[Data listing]
* begin *

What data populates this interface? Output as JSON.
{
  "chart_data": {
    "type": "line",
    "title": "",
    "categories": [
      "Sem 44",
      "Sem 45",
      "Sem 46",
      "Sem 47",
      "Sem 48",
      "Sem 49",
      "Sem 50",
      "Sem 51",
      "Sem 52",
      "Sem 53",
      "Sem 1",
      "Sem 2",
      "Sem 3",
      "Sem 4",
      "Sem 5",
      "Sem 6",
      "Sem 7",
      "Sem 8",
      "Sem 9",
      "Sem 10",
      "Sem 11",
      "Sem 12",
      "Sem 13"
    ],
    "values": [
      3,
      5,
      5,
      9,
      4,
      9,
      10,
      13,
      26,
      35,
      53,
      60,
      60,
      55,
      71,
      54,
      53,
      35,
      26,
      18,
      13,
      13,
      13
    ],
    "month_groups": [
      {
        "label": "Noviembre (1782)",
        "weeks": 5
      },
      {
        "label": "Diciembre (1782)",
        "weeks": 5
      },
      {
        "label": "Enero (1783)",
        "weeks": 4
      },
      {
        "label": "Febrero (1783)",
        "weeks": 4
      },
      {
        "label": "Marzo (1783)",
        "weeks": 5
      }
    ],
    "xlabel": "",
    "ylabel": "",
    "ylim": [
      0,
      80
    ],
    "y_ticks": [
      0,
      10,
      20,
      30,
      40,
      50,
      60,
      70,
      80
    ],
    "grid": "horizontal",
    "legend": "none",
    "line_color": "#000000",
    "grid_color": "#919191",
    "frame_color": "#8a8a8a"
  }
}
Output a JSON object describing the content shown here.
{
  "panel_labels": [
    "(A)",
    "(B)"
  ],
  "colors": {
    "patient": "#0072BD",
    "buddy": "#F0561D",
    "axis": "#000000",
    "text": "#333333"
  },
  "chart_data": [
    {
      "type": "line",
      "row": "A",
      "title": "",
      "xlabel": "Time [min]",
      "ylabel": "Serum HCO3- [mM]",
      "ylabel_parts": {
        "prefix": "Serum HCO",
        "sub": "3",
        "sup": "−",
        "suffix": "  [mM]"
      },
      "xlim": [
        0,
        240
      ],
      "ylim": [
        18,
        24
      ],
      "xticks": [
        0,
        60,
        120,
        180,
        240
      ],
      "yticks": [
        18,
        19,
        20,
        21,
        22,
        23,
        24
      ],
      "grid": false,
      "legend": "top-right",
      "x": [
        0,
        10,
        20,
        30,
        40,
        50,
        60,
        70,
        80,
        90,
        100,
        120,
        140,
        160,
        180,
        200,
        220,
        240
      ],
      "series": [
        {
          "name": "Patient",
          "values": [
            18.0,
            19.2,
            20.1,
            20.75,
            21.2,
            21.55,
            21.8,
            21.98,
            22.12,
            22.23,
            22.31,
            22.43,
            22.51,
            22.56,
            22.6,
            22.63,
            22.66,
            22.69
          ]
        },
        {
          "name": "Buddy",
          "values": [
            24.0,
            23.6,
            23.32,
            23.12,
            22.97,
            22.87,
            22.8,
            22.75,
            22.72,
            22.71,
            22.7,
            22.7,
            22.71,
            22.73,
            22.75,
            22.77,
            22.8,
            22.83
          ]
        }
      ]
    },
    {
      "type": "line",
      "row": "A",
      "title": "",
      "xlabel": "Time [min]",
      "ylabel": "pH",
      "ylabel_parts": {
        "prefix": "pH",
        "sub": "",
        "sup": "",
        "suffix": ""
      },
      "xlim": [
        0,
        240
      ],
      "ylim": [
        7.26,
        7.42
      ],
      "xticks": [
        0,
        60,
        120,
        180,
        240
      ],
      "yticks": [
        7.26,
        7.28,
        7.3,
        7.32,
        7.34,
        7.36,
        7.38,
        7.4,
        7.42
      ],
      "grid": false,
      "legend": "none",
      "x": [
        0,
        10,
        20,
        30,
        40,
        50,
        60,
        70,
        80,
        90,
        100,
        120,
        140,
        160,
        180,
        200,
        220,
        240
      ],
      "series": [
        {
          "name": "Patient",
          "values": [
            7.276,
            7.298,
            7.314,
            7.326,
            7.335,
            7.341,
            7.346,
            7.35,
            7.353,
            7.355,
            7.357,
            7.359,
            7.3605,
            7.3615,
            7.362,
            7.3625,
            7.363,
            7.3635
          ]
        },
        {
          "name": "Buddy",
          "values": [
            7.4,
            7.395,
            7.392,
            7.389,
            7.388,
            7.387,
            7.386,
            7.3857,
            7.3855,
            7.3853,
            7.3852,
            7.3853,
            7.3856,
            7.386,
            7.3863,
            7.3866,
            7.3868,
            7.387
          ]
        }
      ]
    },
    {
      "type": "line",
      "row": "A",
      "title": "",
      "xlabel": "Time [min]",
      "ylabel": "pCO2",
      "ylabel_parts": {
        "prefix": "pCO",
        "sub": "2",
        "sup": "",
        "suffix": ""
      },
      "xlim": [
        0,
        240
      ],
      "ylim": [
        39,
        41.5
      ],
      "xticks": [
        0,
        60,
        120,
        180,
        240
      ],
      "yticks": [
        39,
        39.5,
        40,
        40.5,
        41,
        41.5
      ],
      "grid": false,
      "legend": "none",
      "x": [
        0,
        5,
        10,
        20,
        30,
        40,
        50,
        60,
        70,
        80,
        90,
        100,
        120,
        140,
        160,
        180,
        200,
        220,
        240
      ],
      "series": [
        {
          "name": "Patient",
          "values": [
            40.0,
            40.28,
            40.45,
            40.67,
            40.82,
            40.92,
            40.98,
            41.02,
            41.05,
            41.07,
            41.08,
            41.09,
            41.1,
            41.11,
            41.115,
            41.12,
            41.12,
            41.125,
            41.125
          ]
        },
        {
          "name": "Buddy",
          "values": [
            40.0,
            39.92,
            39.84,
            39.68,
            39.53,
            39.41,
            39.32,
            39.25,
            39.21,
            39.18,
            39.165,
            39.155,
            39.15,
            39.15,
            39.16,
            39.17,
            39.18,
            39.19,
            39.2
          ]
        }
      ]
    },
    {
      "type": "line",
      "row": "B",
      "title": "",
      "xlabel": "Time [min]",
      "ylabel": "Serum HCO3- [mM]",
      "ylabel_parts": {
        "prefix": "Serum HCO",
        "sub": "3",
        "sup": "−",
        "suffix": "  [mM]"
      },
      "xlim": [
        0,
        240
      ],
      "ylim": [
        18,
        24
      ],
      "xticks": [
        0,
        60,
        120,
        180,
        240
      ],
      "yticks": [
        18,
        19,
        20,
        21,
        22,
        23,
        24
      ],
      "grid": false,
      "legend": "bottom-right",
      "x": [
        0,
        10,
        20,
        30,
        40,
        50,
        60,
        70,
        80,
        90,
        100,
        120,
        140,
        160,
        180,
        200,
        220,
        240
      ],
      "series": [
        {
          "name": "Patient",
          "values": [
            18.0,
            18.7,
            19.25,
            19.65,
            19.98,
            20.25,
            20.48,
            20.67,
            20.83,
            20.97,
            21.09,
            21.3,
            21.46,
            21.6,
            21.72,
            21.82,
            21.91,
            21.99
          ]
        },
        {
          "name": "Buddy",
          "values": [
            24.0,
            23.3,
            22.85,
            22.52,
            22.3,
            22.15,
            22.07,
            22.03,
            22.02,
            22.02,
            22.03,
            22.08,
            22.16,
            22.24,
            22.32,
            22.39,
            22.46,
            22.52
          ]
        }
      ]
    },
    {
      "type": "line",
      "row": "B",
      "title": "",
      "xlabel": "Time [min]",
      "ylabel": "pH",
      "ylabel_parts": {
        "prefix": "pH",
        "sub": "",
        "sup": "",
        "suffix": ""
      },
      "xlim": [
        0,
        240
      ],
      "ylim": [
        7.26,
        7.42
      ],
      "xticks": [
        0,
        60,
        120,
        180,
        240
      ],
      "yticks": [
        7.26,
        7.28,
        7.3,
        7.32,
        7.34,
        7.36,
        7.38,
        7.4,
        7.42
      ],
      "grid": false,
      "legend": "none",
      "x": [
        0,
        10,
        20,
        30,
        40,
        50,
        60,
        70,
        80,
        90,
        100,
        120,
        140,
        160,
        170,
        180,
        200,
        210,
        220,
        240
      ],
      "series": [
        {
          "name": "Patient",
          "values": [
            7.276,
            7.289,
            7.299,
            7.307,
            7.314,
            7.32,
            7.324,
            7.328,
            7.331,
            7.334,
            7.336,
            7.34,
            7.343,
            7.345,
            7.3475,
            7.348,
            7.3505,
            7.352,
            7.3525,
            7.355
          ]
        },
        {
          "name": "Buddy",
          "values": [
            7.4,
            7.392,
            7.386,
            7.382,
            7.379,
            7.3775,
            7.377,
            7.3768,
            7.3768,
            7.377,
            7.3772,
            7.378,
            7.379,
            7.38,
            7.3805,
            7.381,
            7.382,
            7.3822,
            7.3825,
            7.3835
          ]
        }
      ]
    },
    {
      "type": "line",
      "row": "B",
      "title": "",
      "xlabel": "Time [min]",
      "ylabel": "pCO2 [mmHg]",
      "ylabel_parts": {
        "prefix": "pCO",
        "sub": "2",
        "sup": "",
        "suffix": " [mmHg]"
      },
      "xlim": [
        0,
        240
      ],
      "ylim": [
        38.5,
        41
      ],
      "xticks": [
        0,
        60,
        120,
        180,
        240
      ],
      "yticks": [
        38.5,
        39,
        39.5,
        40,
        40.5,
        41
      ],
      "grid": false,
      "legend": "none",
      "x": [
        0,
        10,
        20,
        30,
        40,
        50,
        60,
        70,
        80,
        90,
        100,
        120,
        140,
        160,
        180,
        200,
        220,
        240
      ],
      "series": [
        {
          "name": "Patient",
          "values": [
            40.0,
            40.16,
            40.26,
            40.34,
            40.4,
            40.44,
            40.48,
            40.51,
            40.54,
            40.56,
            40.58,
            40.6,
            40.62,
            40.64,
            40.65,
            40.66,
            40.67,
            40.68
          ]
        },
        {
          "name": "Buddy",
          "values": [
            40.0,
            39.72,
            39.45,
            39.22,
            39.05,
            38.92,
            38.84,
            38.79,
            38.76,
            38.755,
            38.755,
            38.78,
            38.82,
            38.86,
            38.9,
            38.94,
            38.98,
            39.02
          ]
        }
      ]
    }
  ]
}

* end *

> **Stated task**
Look through the data above. Copy every line with the string "JSON" in it.

> **Completed task**
What data populates this interface? Output as JSON.
Output a JSON object describing the content shown here.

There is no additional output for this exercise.